-- Source data follows --
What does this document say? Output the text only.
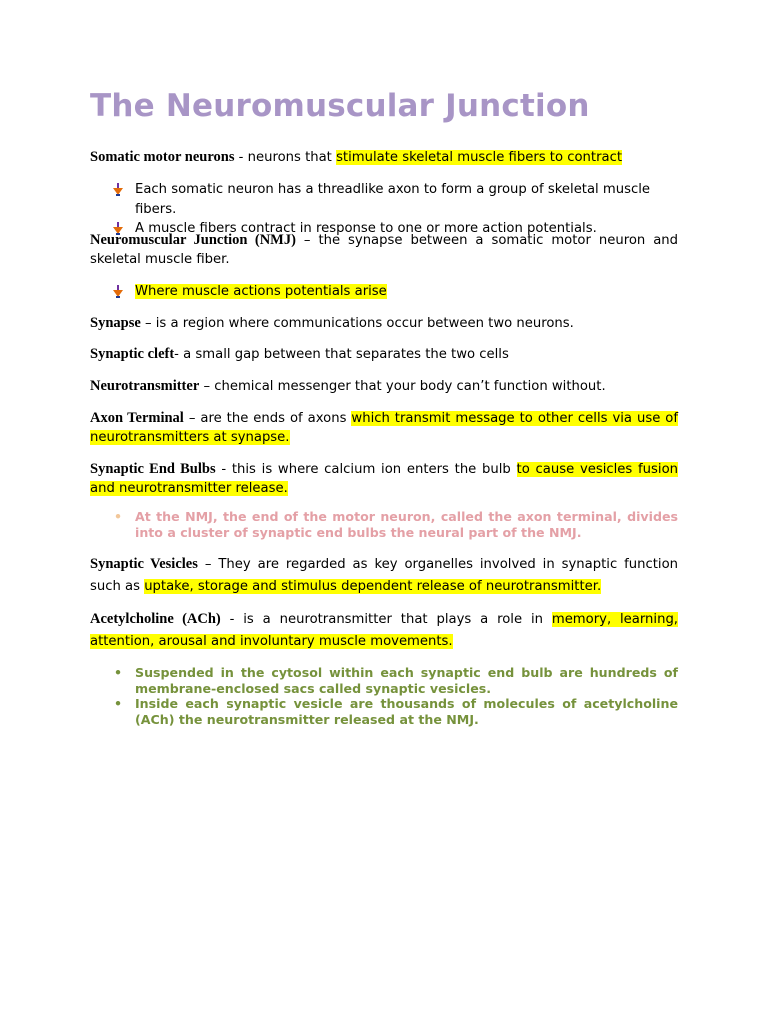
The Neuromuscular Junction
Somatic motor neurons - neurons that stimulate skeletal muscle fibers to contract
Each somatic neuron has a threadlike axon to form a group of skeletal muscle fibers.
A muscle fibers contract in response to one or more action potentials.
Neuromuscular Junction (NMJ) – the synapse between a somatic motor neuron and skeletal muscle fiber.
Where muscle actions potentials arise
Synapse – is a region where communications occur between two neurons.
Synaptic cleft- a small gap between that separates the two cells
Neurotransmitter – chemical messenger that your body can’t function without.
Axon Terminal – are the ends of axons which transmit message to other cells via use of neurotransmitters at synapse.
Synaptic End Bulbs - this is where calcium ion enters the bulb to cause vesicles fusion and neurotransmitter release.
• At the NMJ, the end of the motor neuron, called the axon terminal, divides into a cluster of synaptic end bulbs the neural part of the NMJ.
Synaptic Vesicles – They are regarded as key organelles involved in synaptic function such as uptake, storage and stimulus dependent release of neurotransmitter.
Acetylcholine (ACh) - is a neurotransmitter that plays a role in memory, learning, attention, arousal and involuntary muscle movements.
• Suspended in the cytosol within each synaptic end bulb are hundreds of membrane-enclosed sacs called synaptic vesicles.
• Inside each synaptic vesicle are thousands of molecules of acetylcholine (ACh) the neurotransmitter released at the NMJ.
-- Source data concluded --
-- Source data follows --
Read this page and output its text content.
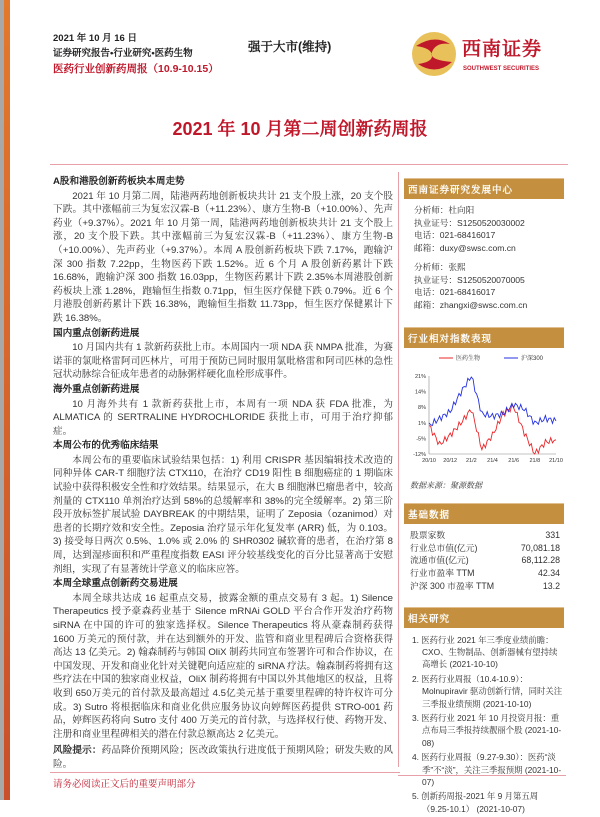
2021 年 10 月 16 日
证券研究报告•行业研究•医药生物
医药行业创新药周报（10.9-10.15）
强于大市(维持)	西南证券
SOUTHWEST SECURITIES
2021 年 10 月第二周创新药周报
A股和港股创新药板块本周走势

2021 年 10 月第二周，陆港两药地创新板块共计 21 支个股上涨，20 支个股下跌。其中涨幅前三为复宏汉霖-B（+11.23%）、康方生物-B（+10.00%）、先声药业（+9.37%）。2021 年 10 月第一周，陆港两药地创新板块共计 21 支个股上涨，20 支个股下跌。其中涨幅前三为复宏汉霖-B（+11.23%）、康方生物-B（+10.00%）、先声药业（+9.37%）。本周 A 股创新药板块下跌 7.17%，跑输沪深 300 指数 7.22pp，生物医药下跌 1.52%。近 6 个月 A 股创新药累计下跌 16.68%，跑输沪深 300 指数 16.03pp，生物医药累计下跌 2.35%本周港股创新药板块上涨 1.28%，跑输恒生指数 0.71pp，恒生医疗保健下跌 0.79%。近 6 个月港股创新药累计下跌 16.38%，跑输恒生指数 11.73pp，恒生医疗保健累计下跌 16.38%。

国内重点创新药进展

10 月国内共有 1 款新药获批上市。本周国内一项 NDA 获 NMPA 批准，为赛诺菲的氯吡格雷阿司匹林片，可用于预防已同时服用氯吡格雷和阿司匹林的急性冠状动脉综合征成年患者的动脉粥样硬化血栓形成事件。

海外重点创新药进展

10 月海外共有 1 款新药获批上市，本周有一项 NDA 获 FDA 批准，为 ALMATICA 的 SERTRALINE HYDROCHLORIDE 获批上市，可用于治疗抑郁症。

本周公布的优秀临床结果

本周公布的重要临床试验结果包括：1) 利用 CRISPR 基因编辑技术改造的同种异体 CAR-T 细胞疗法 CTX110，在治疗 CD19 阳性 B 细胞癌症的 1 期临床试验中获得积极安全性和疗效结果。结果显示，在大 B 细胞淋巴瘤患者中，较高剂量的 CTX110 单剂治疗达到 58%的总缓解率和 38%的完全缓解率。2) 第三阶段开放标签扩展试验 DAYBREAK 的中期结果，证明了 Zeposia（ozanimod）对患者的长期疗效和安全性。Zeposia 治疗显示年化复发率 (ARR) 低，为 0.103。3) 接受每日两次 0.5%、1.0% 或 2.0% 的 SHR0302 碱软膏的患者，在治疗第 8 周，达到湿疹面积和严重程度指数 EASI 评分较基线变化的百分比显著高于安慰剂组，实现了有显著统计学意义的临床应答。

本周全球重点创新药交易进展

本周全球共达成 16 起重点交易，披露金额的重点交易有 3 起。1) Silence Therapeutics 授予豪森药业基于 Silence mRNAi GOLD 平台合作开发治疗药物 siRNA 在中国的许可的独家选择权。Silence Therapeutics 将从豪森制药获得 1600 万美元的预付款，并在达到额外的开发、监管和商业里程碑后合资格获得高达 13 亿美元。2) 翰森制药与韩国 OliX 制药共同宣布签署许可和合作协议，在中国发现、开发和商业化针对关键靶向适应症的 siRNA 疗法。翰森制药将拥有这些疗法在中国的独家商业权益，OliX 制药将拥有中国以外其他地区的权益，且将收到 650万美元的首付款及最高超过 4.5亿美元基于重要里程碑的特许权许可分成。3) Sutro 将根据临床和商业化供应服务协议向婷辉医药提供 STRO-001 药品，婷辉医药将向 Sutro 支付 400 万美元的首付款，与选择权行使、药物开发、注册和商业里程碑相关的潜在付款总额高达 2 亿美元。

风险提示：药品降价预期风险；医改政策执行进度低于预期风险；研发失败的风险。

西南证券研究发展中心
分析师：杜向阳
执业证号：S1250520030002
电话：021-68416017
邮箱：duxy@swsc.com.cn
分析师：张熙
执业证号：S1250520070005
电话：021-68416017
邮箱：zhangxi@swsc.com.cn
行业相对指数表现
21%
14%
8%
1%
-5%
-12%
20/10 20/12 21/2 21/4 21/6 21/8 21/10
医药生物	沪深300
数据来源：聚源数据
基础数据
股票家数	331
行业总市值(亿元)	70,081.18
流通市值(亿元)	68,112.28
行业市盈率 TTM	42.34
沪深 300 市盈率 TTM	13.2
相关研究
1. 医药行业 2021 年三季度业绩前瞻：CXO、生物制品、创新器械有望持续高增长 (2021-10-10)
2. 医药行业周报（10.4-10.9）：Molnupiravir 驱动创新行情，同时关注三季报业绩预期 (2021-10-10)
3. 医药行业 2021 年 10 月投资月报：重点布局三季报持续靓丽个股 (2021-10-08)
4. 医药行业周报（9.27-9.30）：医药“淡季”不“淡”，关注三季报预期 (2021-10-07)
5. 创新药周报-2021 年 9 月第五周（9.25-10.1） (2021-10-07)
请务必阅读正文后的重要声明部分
-- Source data concluded --
> _Task objective_
If the string "执业证号" appears in a line of the entries, report the line.

> _Exercise response_
执业证号：S1250520030002
执业证号：S1250520070005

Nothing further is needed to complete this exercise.